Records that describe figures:

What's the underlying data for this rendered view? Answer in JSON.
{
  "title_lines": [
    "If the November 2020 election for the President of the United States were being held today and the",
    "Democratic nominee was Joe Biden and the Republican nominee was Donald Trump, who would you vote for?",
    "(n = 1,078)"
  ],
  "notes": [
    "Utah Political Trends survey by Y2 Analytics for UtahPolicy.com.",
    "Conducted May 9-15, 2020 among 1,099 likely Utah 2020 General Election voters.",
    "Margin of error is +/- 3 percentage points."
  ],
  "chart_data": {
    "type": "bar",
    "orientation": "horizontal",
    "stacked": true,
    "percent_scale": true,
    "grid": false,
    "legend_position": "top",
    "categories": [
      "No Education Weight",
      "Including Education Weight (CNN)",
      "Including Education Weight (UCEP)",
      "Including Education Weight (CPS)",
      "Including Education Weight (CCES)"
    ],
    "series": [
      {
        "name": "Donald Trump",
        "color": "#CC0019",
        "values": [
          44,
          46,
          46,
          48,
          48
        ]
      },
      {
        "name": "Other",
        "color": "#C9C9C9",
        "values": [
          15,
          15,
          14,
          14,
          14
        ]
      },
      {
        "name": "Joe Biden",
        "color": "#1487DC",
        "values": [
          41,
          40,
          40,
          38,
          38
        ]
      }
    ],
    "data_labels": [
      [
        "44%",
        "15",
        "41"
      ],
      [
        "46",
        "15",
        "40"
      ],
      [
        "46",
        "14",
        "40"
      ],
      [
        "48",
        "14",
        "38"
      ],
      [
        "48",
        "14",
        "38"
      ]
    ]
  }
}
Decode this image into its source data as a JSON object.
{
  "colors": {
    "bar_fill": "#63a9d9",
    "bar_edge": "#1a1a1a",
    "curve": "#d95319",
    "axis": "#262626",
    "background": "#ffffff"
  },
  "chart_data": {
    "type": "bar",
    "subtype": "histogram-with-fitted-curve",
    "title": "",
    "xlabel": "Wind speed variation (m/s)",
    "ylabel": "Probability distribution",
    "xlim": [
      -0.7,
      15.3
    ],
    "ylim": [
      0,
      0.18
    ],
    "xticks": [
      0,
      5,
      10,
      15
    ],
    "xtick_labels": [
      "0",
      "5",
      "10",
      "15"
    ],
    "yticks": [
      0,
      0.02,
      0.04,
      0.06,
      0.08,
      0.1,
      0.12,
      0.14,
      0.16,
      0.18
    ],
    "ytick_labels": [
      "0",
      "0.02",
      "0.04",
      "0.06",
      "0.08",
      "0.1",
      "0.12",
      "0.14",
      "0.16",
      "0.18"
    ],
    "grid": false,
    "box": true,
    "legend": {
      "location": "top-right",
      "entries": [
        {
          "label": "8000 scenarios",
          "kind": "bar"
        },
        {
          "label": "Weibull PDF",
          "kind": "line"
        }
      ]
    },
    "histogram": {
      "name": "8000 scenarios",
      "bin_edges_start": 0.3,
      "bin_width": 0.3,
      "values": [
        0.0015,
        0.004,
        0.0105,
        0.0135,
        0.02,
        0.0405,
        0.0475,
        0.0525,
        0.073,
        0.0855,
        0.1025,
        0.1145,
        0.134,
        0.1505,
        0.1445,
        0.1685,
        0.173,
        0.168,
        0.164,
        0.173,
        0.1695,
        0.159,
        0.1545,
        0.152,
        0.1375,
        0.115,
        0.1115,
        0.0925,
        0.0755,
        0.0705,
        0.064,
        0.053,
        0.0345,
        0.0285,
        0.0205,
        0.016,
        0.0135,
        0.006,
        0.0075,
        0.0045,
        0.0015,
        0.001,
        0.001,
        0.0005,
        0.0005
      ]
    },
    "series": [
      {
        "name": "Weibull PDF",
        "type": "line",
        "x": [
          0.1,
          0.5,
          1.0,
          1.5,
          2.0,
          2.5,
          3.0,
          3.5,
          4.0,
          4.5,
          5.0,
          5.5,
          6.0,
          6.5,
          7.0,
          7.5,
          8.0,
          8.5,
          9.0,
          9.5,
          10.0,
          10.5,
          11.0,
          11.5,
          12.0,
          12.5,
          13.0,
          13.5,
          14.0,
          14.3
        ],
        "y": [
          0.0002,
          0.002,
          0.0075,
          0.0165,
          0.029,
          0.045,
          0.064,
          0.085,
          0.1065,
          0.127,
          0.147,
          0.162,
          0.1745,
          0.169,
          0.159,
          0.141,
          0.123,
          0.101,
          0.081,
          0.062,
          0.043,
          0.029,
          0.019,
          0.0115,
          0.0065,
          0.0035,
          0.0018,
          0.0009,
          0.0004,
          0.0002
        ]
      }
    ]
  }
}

(Work required): Copy each line of the listing that contains the string "Utah".

(Answer for this exercise):
    "Utah Political Trends survey by Y2 Analytics for UtahPolicy.com.",
    "Conducted May 9-15, 2020 among 1,099 likely Utah 2020 General Election voters.",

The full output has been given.